Your task is to transcribe all of the records exactly and leave out the pictures.

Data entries

====

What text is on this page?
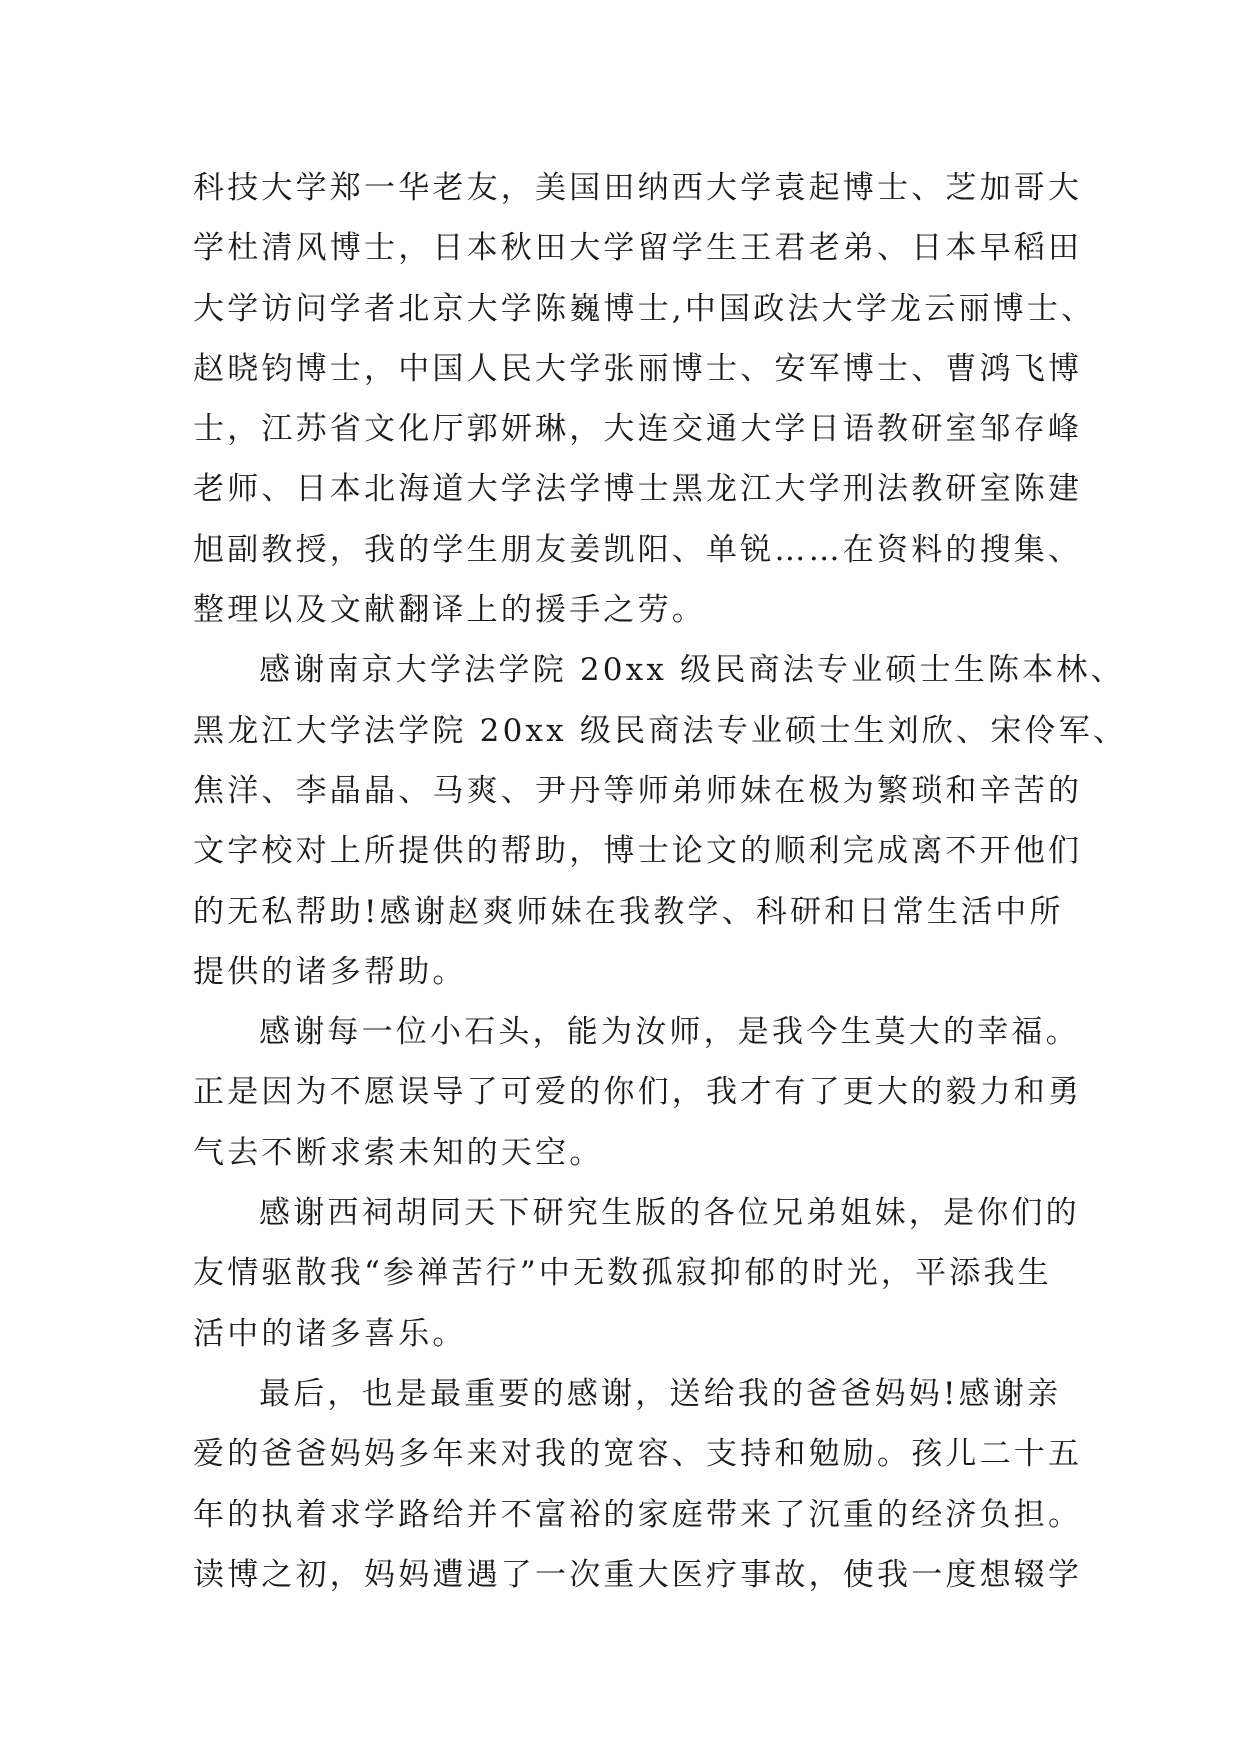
科技大学郑一华老友，美国田纳西大学袁起博士、芝加哥大
学杜清风博士，日本秋田大学留学生王君老弟、日本早稻田
大学访问学者北京大学陈巍博士,中国政法大学龙云丽博士、
赵晓钧博士，中国人民大学张丽博士、安军博士、曹鸿飞博
士，江苏省文化厅郭妍琳，大连交通大学日语教研室邹存峰
老师、日本北海道大学法学博士黑龙江大学刑法教研室陈建
旭副教授，我的学生朋友姜凯阳、单锐……在资料的搜集、
整理以及文献翻译上的援手之劳。
感谢南京大学法学院 20xx 级民商法专业硕士生陈本林、
黑龙江大学法学院 20xx 级民商法专业硕士生刘欣、宋伶军、
焦洋、李晶晶、马爽、尹丹等师弟师妹在极为繁琐和辛苦的
文字校对上所提供的帮助，博士论文的顺利完成离不开他们
的无私帮助!感谢赵爽师妹在我教学、科研和日常生活中所
提供的诸多帮助。
感谢每一位小石头，能为汝师，是我今生莫大的幸福。
正是因为不愿误导了可爱的你们，我才有了更大的毅力和勇
气去不断求索未知的天空。
感谢西祠胡同天下研究生版的各位兄弟姐妹，是你们的
友情驱散我“参禅苦行”中无数孤寂抑郁的时光，平添我生
活中的诸多喜乐。
最后，也是最重要的感谢，送给我的爸爸妈妈!感谢亲
爱的爸爸妈妈多年来对我的宽容、支持和勉励。孩儿二十五
年的执着求学路给并不富裕的家庭带来了沉重的经济负担。
读博之初，妈妈遭遇了一次重大医疗事故，使我一度想辍学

====

▶ Final result:
What text is on this page?
科技大学郑一华老友，美国田纳西大学袁起博士、芝加哥大
学杜清风博士，日本秋田大学留学生王君老弟、日本早稻田
大学访问学者北京大学陈巍博士,中国政法大学龙云丽博士、
赵晓钧博士，中国人民大学张丽博士、安军博士、曹鸿飞博
士，江苏省文化厅郭妍琳，大连交通大学日语教研室邹存峰
老师、日本北海道大学法学博士黑龙江大学刑法教研室陈建
旭副教授，我的学生朋友姜凯阳、单锐……在资料的搜集、
整理以及文献翻译上的援手之劳。
感谢南京大学法学院 20xx 级民商法专业硕士生陈本林、
黑龙江大学法学院 20xx 级民商法专业硕士生刘欣、宋伶军、
焦洋、李晶晶、马爽、尹丹等师弟师妹在极为繁琐和辛苦的
文字校对上所提供的帮助，博士论文的顺利完成离不开他们
的无私帮助!感谢赵爽师妹在我教学、科研和日常生活中所
提供的诸多帮助。
感谢每一位小石头，能为汝师，是我今生莫大的幸福。
正是因为不愿误导了可爱的你们，我才有了更大的毅力和勇
气去不断求索未知的天空。
感谢西祠胡同天下研究生版的各位兄弟姐妹，是你们的
友情驱散我“参禅苦行”中无数孤寂抑郁的时光，平添我生
活中的诸多喜乐。
最后，也是最重要的感谢，送给我的爸爸妈妈!感谢亲
爱的爸爸妈妈多年来对我的宽容、支持和勉励。孩儿二十五
年的执着求学路给并不富裕的家庭带来了沉重的经济负担。
读博之初，妈妈遭遇了一次重大医疗事故，使我一度想辍学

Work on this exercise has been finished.